*Work required*
Make an exact copy of the lines, leaving the pictures out.

*Raw data*
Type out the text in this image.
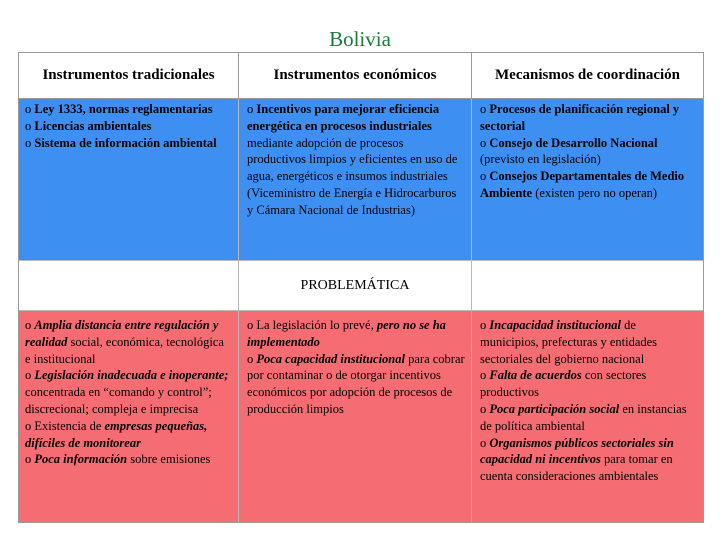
Bolivia
Instrumentos tradicionales	Instrumentos económicos	Mecanismos de coordinación

o Ley 1333, normas reglamentarias

o Licencias ambientales

o Sistema de información ambiental

o Incentivos para mejorar eficiencia energética en procesos industriales mediante adopción de procesos productivos limpios y eficientes en uso de agua, energéticos e insumos industriales (Viceministro de Energía e Hidrocarburos y Cámara Nacional de Industrias)

o Procesos de planificación regional y sectorial

o Consejo de Desarrollo Nacional (previsto en legislación)

o Consejos Departamentales de Medio Ambiente (existen pero no operan)

PROBLEMÁTICA

o Amplia distancia entre regulación y realidad social, económica, tecnológica e institucional

o Legislación inadecuada e inoperante; concentrada en “comando y control”; discrecional; compleja e imprecisa

o Existencia de empresas pequeñas, difíciles de monitorear

o Poca información sobre emisiones

o La legislación lo prevé, pero no se ha implementado

o Poca capacidad institucional para cobrar por contaminar o de otorgar incentivos económicos por adopción de procesos de producción limpios

o Incapacidad institucional de municipios, prefecturas y entidades sectoriales del gobierno nacional

o Falta de acuerdos con sectores productivos

o Poca participación social en instancias de política ambiental

o Organismos públicos sectoriales sin capacidad ni incentivos para tomar en cuenta consideraciones ambientales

*Task answer*
Type out the text in this image.
Bolivia
Instrumentos tradicionales	Instrumentos económicos	Mecanismos de coordinación

o Ley 1333, normas reglamentarias

o Licencias ambientales

o Sistema de información ambiental

o Incentivos para mejorar eficiencia energética en procesos industriales mediante adopción de procesos productivos limpios y eficientes en uso de agua, energéticos e insumos industriales (Viceministro de Energía e Hidrocarburos y Cámara Nacional de Industrias)

o Procesos de planificación regional y sectorial

o Consejo de Desarrollo Nacional (previsto en legislación)

o Consejos Departamentales de Medio Ambiente (existen pero no operan)

PROBLEMÁTICA

o Amplia distancia entre regulación y realidad social, económica, tecnológica e institucional

o Legislación inadecuada e inoperante; concentrada en “comando y control”; discrecional; compleja e imprecisa

o Existencia de empresas pequeñas, difíciles de monitorear

o Poca información sobre emisiones

o La legislación lo prevé, pero no se ha implementado

o Poca capacidad institucional para cobrar por contaminar o de otorgar incentivos económicos por adopción de procesos de producción limpios

o Incapacidad institucional de municipios, prefecturas y entidades sectoriales del gobierno nacional

o Falta de acuerdos con sectores productivos

o Poca participación social en instancias de política ambiental

o Organismos públicos sectoriales sin capacidad ni incentivos para tomar en cuenta consideraciones ambientales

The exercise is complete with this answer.